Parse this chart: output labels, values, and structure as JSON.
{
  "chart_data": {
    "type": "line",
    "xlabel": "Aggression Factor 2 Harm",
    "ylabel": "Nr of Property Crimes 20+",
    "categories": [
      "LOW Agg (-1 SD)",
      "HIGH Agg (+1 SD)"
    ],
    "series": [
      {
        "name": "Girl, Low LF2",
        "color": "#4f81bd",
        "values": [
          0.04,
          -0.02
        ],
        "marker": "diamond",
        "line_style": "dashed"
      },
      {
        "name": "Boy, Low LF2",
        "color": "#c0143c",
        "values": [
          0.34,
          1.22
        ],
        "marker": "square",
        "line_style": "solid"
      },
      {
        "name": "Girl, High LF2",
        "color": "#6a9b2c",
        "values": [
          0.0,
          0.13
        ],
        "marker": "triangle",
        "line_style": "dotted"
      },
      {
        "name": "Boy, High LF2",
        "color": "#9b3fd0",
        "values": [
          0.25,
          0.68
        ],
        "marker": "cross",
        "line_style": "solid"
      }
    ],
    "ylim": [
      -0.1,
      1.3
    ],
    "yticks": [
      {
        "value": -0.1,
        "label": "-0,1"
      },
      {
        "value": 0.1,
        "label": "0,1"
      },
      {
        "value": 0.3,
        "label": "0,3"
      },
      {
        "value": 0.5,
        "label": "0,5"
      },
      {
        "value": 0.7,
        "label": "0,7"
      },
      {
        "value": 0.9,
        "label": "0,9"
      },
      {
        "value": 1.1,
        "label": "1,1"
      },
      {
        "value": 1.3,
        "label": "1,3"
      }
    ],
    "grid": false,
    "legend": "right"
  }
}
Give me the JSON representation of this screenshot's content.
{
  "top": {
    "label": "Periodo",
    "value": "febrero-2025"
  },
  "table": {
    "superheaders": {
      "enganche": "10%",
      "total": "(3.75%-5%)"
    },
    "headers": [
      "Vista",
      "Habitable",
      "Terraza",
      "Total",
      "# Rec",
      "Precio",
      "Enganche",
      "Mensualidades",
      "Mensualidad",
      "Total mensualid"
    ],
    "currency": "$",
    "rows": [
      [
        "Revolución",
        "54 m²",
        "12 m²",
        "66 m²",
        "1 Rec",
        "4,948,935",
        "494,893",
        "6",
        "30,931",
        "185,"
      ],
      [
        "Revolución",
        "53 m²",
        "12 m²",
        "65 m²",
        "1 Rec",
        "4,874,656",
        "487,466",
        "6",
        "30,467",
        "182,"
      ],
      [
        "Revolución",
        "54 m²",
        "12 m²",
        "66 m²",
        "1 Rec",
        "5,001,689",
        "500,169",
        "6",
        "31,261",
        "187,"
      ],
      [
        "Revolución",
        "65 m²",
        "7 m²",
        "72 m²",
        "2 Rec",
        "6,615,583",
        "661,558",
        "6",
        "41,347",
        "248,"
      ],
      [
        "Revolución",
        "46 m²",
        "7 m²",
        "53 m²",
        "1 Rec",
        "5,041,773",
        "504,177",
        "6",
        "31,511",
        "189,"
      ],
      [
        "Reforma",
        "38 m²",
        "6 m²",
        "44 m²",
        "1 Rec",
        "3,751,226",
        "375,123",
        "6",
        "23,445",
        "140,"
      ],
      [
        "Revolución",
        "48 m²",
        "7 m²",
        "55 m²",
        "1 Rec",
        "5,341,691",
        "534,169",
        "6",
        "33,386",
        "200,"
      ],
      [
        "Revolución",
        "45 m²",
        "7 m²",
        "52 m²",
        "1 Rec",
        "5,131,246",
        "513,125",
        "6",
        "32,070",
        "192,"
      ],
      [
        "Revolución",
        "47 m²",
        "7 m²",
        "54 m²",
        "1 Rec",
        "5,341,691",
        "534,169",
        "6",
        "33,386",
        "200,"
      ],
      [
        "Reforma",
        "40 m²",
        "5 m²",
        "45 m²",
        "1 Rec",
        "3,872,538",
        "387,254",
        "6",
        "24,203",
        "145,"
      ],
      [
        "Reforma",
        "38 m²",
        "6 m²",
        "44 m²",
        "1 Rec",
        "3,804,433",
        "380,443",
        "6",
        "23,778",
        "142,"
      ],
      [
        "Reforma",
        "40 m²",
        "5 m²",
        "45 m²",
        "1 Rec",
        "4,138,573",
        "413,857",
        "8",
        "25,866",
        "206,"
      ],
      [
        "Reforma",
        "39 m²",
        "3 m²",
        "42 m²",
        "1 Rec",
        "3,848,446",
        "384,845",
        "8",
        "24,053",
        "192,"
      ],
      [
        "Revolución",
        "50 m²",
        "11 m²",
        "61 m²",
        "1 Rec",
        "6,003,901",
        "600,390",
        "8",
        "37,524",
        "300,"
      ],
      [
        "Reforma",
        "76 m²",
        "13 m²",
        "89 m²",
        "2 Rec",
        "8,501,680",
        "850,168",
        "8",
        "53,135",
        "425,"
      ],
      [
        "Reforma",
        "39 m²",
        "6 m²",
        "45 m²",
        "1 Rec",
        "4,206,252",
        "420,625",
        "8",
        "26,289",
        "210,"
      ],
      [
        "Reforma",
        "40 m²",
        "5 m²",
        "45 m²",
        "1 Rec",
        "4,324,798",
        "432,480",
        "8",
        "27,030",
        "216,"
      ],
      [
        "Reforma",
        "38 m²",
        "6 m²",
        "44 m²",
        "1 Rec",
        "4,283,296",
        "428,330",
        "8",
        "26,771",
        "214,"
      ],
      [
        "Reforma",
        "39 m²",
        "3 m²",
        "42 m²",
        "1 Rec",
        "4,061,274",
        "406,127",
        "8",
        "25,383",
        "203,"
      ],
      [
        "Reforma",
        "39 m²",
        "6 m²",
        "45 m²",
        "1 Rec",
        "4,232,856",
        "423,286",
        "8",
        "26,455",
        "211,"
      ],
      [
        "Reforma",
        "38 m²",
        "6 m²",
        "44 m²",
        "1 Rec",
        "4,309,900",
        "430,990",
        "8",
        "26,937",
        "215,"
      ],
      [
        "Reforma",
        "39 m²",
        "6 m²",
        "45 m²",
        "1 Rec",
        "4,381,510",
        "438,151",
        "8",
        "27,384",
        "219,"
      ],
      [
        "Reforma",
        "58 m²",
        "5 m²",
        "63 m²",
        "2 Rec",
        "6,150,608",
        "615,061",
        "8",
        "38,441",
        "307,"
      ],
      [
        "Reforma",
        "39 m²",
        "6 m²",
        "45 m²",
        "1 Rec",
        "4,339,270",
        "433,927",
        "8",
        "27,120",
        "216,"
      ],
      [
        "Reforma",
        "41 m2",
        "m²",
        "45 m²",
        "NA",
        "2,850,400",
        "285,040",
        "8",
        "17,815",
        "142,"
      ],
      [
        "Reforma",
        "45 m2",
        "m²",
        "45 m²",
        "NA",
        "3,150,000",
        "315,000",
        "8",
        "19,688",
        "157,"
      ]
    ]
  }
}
-----
▶ AIM OF THE EXERCISE:
In full and verbatim, repeat the records given above.

▶ ANSWER FOR THIS EXERCISE:
Parse this chart: output labels, values, and structure as JSON.
{
  "chart_data": {
    "type": "line",
    "xlabel": "Aggression Factor 2 Harm",
    "ylabel": "Nr of Property Crimes 20+",
    "categories": [
      "LOW Agg (-1 SD)",
      "HIGH Agg (+1 SD)"
    ],
    "series": [
      {
        "name": "Girl, Low LF2",
        "color": "#4f81bd",
        "values": [
          0.04,
          -0.02
        ],
        "marker": "diamond",
        "line_style": "dashed"
      },
      {
        "name": "Boy, Low LF2",
        "color": "#c0143c",
        "values": [
          0.34,
          1.22
        ],
        "marker": "square",
        "line_style": "solid"
      },
      {
        "name": "Girl, High LF2",
        "color": "#6a9b2c",
        "values": [
          0.0,
          0.13
        ],
        "marker": "triangle",
        "line_style": "dotted"
      },
      {
        "name": "Boy, High LF2",
        "color": "#9b3fd0",
        "values": [
          0.25,
          0.68
        ],
        "marker": "cross",
        "line_style": "solid"
      }
    ],
    "ylim": [
      -0.1,
      1.3
    ],
    "yticks": [
      {
        "value": -0.1,
        "label": "-0,1"
      },
      {
        "value": 0.1,
        "label": "0,1"
      },
      {
        "value": 0.3,
        "label": "0,3"
      },
      {
        "value": 0.5,
        "label": "0,5"
      },
      {
        "value": 0.7,
        "label": "0,7"
      },
      {
        "value": 0.9,
        "label": "0,9"
      },
      {
        "value": 1.1,
        "label": "1,1"
      },
      {
        "value": 1.3,
        "label": "1,3"
      }
    ],
    "grid": false,
    "legend": "right"
  }
}
Give me the JSON representation of this screenshot's content.
{
  "top": {
    "label": "Periodo",
    "value": "febrero-2025"
  },
  "table": {
    "superheaders": {
      "enganche": "10%",
      "total": "(3.75%-5%)"
    },
    "headers": [
      "Vista",
      "Habitable",
      "Terraza",
      "Total",
      "# Rec",
      "Precio",
      "Enganche",
      "Mensualidades",
      "Mensualidad",
      "Total mensualid"
    ],
    "currency": "$",
    "rows": [
      [
        "Revolución",
        "54 m²",
        "12 m²",
        "66 m²",
        "1 Rec",
        "4,948,935",
        "494,893",
        "6",
        "30,931",
        "185,"
      ],
      [
        "Revolución",
        "53 m²",
        "12 m²",
        "65 m²",
        "1 Rec",
        "4,874,656",
        "487,466",
        "6",
        "30,467",
        "182,"
      ],
      [
        "Revolución",
        "54 m²",
        "12 m²",
        "66 m²",
        "1 Rec",
        "5,001,689",
        "500,169",
        "6",
        "31,261",
        "187,"
      ],
      [
        "Revolución",
        "65 m²",
        "7 m²",
        "72 m²",
        "2 Rec",
        "6,615,583",
        "661,558",
        "6",
        "41,347",
        "248,"
      ],
      [
        "Revolución",
        "46 m²",
        "7 m²",
        "53 m²",
        "1 Rec",
        "5,041,773",
        "504,177",
        "6",
        "31,511",
        "189,"
      ],
      [
        "Reforma",
        "38 m²",
        "6 m²",
        "44 m²",
        "1 Rec",
        "3,751,226",
        "375,123",
        "6",
        "23,445",
        "140,"
      ],
      [
        "Revolución",
        "48 m²",
        "7 m²",
        "55 m²",
        "1 Rec",
        "5,341,691",
        "534,169",
        "6",
        "33,386",
        "200,"
      ],
      [
        "Revolución",
        "45 m²",
        "7 m²",
        "52 m²",
        "1 Rec",
        "5,131,246",
        "513,125",
        "6",
        "32,070",
        "192,"
      ],
      [
        "Revolución",
        "47 m²",
        "7 m²",
        "54 m²",
        "1 Rec",
        "5,341,691",
        "534,169",
        "6",
        "33,386",
        "200,"
      ],
      [
        "Reforma",
        "40 m²",
        "5 m²",
        "45 m²",
        "1 Rec",
        "3,872,538",
        "387,254",
        "6",
        "24,203",
        "145,"
      ],
      [
        "Reforma",
        "38 m²",
        "6 m²",
        "44 m²",
        "1 Rec",
        "3,804,433",
        "380,443",
        "6",
        "23,778",
        "142,"
      ],
      [
        "Reforma",
        "40 m²",
        "5 m²",
        "45 m²",
        "1 Rec",
        "4,138,573",
        "413,857",
        "8",
        "25,866",
        "206,"
      ],
      [
        "Reforma",
        "39 m²",
        "3 m²",
        "42 m²",
        "1 Rec",
        "3,848,446",
        "384,845",
        "8",
        "24,053",
        "192,"
      ],
      [
        "Revolución",
        "50 m²",
        "11 m²",
        "61 m²",
        "1 Rec",
        "6,003,901",
        "600,390",
        "8",
        "37,524",
        "300,"
      ],
      [
        "Reforma",
        "76 m²",
        "13 m²",
        "89 m²",
        "2 Rec",
        "8,501,680",
        "850,168",
        "8",
        "53,135",
        "425,"
      ],
      [
        "Reforma",
        "39 m²",
        "6 m²",
        "45 m²",
        "1 Rec",
        "4,206,252",
        "420,625",
        "8",
        "26,289",
        "210,"
      ],
      [
        "Reforma",
        "40 m²",
        "5 m²",
        "45 m²",
        "1 Rec",
        "4,324,798",
        "432,480",
        "8",
        "27,030",
        "216,"
      ],
      [
        "Reforma",
        "38 m²",
        "6 m²",
        "44 m²",
        "1 Rec",
        "4,283,296",
        "428,330",
        "8",
        "26,771",
        "214,"
      ],
      [
        "Reforma",
        "39 m²",
        "3 m²",
        "42 m²",
        "1 Rec",
        "4,061,274",
        "406,127",
        "8",
        "25,383",
        "203,"
      ],
      [
        "Reforma",
        "39 m²",
        "6 m²",
        "45 m²",
        "1 Rec",
        "4,232,856",
        "423,286",
        "8",
        "26,455",
        "211,"
      ],
      [
        "Reforma",
        "38 m²",
        "6 m²",
        "44 m²",
        "1 Rec",
        "4,309,900",
        "430,990",
        "8",
        "26,937",
        "215,"
      ],
      [
        "Reforma",
        "39 m²",
        "6 m²",
        "45 m²",
        "1 Rec",
        "4,381,510",
        "438,151",
        "8",
        "27,384",
        "219,"
      ],
      [
        "Reforma",
        "58 m²",
        "5 m²",
        "63 m²",
        "2 Rec",
        "6,150,608",
        "615,061",
        "8",
        "38,441",
        "307,"
      ],
      [
        "Reforma",
        "39 m²",
        "6 m²",
        "45 m²",
        "1 Rec",
        "4,339,270",
        "433,927",
        "8",
        "27,120",
        "216,"
      ],
      [
        "Reforma",
        "41 m2",
        "m²",
        "45 m²",
        "NA",
        "2,850,400",
        "285,040",
        "8",
        "17,815",
        "142,"
      ],
      [
        "Reforma",
        "45 m2",
        "m²",
        "45 m²",
        "NA",
        "3,150,000",
        "315,000",
        "8",
        "19,688",
        "157,"
      ]
    ]
  }
}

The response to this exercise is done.